- JOB
Review the lines that follow and copy each one that contains the word "JSON".

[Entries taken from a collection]
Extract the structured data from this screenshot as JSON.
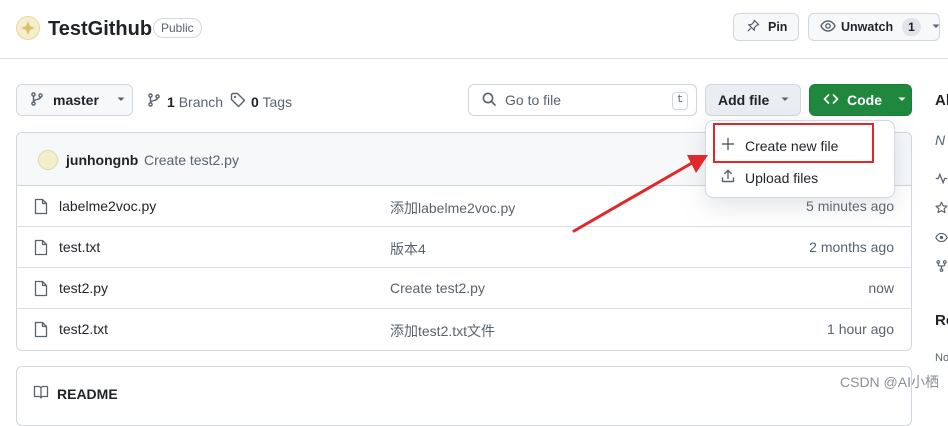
{
  "header": {
    "repo_name": "TestGithub",
    "visibility": "Public",
    "pin_label": "Pin",
    "unwatch_label": "Unwatch",
    "watch_count": "1"
  },
  "toolbar": {
    "branch": "master",
    "branches_count": "1",
    "branches_label": "Branch",
    "tags_count": "0",
    "tags_label": "Tags",
    "search_placeholder": "Go to file",
    "search_shortcut": "t",
    "add_file_label": "Add file",
    "code_label": "Code"
  },
  "commit": {
    "author": "junhongnb",
    "message": "Create test2.py"
  },
  "files": [
    {
      "name": "labelme2voc.py",
      "message": "添加labelme2voc.py",
      "time": "5 minutes ago"
    },
    {
      "name": "test.txt",
      "message": "版本4",
      "time": "2 months ago"
    },
    {
      "name": "test2.py",
      "message": "Create test2.py",
      "time": "now"
    },
    {
      "name": "test2.txt",
      "message": "添加test2.txt文件",
      "time": "1 hour ago"
    }
  ],
  "readme": {
    "label": "README"
  },
  "dropdown": {
    "create_new_file": "Create new file",
    "upload_files": "Upload files"
  },
  "sidebar": {
    "about_fragment": "Al",
    "no_desc_fragment": "N",
    "releases_fragment": "Re",
    "no_releases_fragment": "No"
  },
  "watermark": "CSDN @AI小栖",
  "colors": {
    "code_button": "#1f883d",
    "highlight": "#e0282a",
    "arrow": "#e0282a"
  }
}
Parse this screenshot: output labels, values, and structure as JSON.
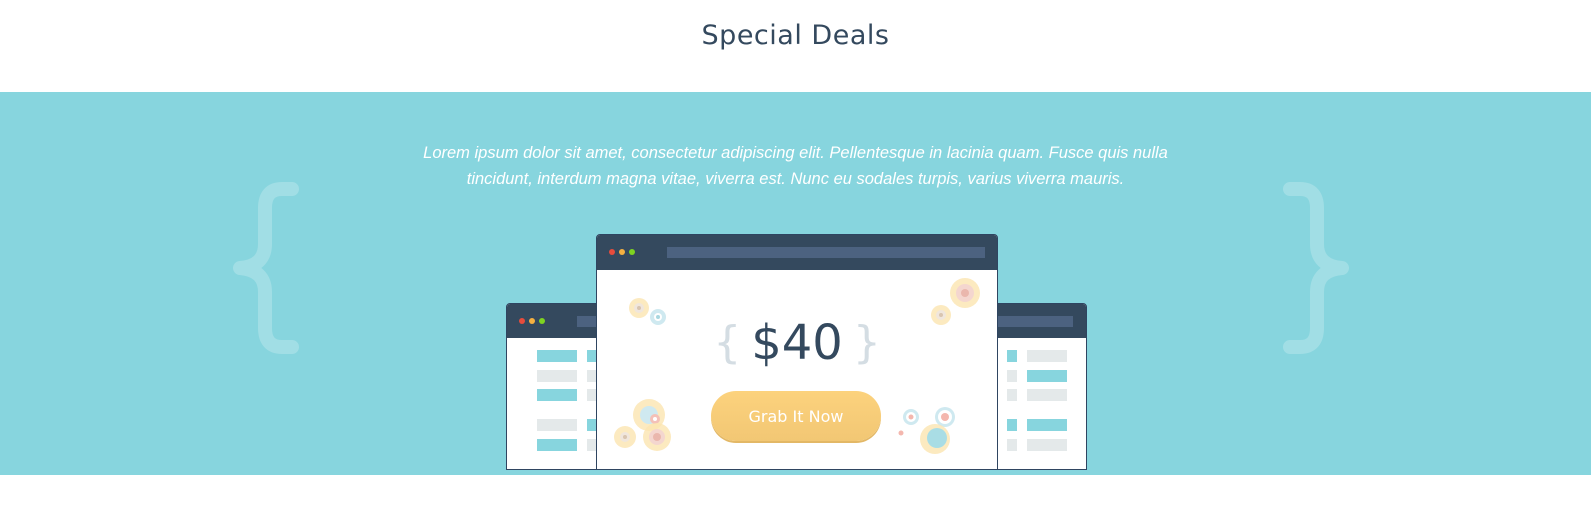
{
  "section": {
    "title": "Special Deals",
    "description": "Lorem ipsum dolor sit amet, consectetur adipiscing elit. Pellentesque in lacinia quam. Fusce quis nulla tincidunt, interdum magna vitae, viverra est. Nunc eu sodales turpis, varius viverra mauris."
  },
  "deal": {
    "price": "$40",
    "button_label": "Grab It Now"
  },
  "colors": {
    "band": "#87d5de",
    "dark": "#34495e",
    "accent": "#fcd27d",
    "dot_red": "#e74c3c",
    "dot_yellow": "#f5b041",
    "dot_green": "#7ed321"
  },
  "icons": {
    "left_decoration": "curly-brace-open-icon",
    "right_decoration": "curly-brace-close-icon",
    "window_controls": "window-dots-icon",
    "decor": "circles-decoration-icon"
  }
}
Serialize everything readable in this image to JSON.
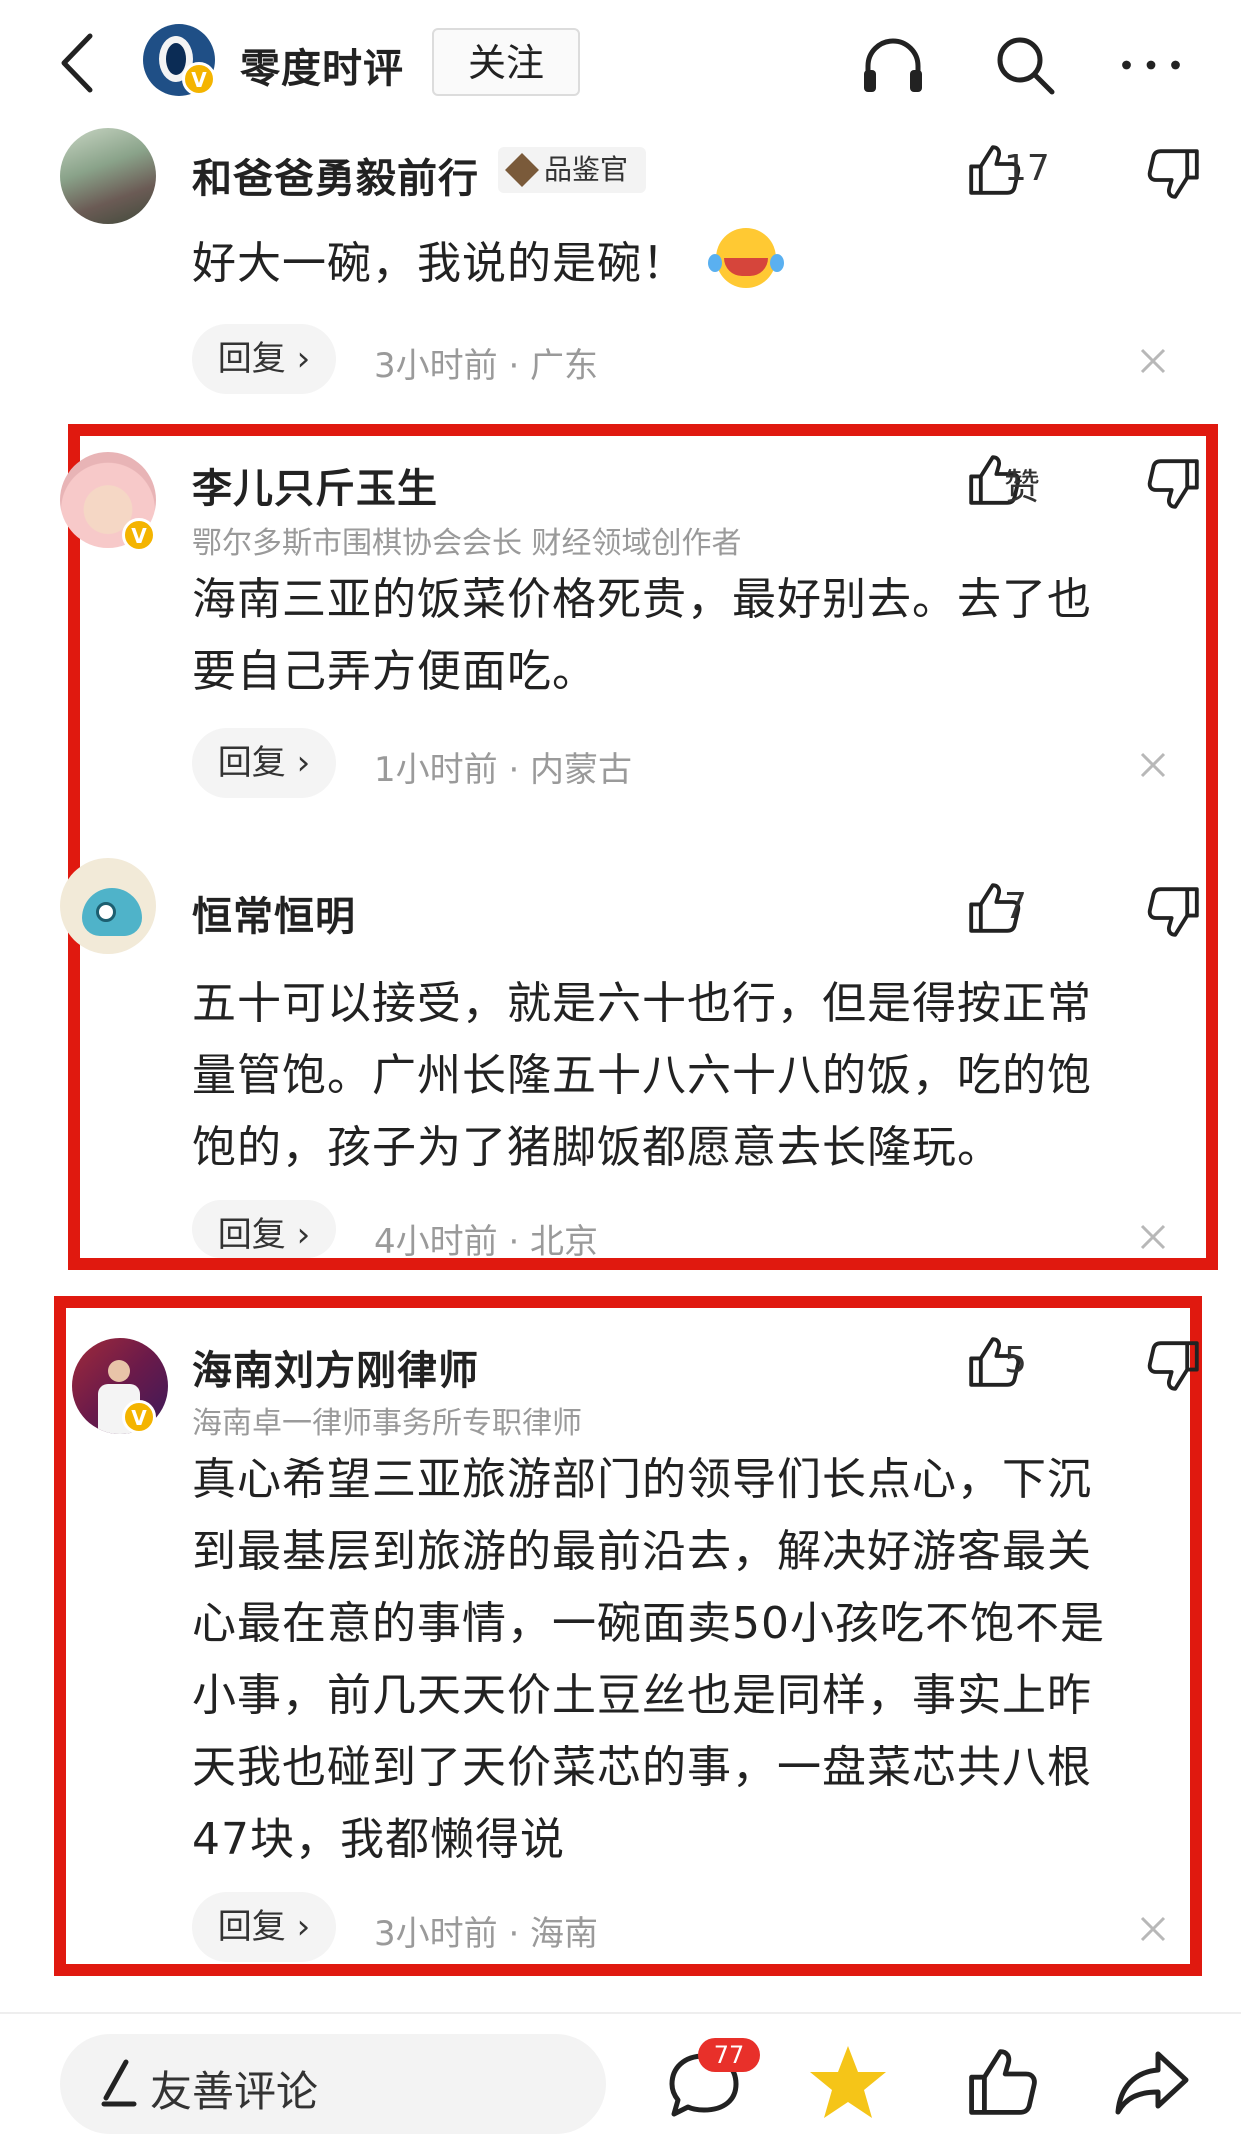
{
  "header": {
    "channel_name": "零度时评",
    "follow_label": "关注",
    "avatar_badge": "V"
  },
  "comments": [
    {
      "user": "和爸爸勇毅前行",
      "badge": "品鉴官",
      "likes": "17",
      "lines": [
        "好大一碗，我说的是碗！"
      ],
      "reply": "回复 ›",
      "meta": "3小时前 · 广东"
    },
    {
      "user": "李儿只斤玉生",
      "subtitle": "鄂尔多斯市围棋协会会长 财经领域创作者",
      "likes": "赞",
      "lines": [
        "海南三亚的饭菜价格死贵，最好别去。去了也",
        "要自己弄方便面吃。"
      ],
      "reply": "回复 ›",
      "meta": "1小时前 · 内蒙古"
    },
    {
      "user": "恒常恒明",
      "likes": "7",
      "lines": [
        "五十可以接受，就是六十也行，但是得按正常",
        "量管饱。广州长隆五十八六十八的饭，吃的饱",
        "饱的，孩子为了猪脚饭都愿意去长隆玩。"
      ],
      "reply": "回复 ›",
      "meta": "4小时前 · 北京"
    },
    {
      "user": "海南刘方刚律师",
      "subtitle": "海南卓一律师事务所专职律师",
      "likes": "5",
      "lines": [
        "真心希望三亚旅游部门的领导们长点心，下沉",
        "到最基层到旅游的最前沿去，解决好游客最关",
        "心最在意的事情，一碗面卖50小孩吃不饱不是",
        "小事，前几天天价土豆丝也是同样，事实上昨",
        "天我也碰到了天价菜芯的事，一盘菜芯共八根",
        "47块，我都懒得说"
      ],
      "reply": "回复 ›",
      "meta": "3小时前 · 海南"
    }
  ],
  "bottom": {
    "input_placeholder": "友善评论",
    "comment_count": "77"
  },
  "colors": {
    "highlight_border": "#e0190f",
    "verified_badge": "#f4b400",
    "star": "#f5c518",
    "count_badge": "#e8302a"
  }
}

- OUTPUT OF THE EXERCISE
Extract the structured data from this screenshot as JSON.
Parse this screenshot: output labels, values, and structure as JSON.
Serialize everything readable in this image to JSON.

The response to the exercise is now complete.